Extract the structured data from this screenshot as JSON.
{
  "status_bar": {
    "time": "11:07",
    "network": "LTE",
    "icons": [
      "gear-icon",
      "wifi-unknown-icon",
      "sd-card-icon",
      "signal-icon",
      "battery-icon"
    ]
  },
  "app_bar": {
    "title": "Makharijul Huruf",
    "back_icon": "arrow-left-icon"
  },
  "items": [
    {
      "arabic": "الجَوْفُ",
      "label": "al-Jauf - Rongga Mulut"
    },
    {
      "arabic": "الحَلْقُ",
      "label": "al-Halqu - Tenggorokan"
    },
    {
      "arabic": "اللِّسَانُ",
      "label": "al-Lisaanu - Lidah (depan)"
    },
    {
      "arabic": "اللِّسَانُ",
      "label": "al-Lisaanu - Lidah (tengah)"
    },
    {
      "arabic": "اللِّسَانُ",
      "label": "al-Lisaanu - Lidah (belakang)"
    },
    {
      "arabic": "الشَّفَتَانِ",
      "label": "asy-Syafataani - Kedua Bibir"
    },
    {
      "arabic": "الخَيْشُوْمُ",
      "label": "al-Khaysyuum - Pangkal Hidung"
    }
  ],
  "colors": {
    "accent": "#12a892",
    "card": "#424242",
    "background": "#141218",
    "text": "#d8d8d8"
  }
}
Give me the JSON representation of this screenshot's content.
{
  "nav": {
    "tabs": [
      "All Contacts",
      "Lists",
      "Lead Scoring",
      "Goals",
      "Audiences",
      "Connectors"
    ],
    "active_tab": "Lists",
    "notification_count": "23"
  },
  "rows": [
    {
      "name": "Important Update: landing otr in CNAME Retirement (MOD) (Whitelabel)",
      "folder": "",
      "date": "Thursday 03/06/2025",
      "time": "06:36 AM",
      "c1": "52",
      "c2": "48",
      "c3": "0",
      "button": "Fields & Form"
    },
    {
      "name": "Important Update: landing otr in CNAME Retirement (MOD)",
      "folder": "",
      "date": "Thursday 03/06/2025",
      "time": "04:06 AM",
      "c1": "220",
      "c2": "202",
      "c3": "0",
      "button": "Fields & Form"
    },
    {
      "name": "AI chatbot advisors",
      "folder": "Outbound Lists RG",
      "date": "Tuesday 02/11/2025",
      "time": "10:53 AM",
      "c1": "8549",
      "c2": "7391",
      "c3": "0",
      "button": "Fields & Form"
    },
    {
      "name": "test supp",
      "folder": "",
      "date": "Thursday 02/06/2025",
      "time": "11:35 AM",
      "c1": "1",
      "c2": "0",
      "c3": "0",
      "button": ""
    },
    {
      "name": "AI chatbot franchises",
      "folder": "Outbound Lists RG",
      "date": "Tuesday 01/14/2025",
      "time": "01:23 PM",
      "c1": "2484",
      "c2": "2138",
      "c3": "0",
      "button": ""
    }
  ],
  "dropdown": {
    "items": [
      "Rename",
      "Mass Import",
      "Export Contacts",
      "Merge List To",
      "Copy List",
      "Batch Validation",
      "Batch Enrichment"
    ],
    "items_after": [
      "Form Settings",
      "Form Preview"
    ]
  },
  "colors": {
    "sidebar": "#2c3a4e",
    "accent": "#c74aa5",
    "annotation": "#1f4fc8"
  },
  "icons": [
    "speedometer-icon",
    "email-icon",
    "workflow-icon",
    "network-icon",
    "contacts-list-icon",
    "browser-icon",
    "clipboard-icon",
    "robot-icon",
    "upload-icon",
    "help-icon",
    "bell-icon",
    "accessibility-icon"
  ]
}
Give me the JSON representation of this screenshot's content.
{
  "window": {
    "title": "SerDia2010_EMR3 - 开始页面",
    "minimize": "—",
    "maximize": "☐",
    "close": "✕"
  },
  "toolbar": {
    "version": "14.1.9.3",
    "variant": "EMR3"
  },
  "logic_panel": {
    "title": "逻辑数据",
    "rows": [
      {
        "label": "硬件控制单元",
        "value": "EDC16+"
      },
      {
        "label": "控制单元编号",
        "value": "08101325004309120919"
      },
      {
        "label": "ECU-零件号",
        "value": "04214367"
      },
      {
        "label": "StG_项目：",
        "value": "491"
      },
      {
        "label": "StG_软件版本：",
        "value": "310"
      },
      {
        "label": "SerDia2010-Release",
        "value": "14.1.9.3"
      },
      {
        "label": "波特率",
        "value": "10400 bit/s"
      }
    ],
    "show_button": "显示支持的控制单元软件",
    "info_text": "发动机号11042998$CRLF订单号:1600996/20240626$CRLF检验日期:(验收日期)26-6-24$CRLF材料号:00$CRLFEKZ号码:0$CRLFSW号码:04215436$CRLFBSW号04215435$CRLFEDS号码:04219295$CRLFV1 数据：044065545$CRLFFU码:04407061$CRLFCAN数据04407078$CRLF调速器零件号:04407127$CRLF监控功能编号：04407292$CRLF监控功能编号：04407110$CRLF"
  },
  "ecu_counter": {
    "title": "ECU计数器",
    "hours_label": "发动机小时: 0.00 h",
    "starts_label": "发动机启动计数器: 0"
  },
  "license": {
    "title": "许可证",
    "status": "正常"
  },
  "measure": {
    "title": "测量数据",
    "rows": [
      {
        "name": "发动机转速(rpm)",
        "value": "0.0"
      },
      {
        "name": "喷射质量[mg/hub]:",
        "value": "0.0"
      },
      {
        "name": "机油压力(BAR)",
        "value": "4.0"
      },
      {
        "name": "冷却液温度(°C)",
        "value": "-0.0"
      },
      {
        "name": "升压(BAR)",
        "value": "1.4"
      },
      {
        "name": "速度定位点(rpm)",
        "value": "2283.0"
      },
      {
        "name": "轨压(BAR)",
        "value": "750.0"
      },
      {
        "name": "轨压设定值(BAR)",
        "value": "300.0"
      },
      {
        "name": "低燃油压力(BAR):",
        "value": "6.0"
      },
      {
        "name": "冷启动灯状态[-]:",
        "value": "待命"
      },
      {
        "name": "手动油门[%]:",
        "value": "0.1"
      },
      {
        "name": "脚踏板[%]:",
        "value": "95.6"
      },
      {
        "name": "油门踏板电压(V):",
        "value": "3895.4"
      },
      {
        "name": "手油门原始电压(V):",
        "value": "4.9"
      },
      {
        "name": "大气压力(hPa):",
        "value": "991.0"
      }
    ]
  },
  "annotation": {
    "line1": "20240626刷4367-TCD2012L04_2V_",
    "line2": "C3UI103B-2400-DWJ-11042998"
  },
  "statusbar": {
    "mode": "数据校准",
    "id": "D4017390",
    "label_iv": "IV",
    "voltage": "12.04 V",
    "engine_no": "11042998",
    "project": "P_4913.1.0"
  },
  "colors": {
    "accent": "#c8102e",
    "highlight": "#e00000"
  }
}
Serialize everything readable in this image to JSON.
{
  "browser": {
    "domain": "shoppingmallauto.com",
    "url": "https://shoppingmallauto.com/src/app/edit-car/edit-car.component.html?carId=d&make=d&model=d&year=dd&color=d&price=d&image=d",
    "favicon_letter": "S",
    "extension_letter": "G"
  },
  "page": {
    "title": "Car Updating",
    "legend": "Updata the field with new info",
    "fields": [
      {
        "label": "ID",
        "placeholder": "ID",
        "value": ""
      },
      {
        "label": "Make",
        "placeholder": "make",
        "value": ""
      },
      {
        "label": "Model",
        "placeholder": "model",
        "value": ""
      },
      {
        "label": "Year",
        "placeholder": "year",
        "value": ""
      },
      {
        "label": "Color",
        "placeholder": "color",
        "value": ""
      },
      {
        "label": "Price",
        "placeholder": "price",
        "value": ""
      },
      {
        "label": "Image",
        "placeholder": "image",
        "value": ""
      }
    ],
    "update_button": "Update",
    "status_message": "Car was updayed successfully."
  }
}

━━━━━━━━━━

→ **DIRECTIONS**
Using the entries above, find all lines with "Lisaanu". Copy them.

→ **RESULT BELOW**
      "label": "al-Lisaanu - Lidah (depan)"
      "label": "al-Lisaanu - Lidah (tengah)"
      "label": "al-Lisaanu - Lidah (belakang)"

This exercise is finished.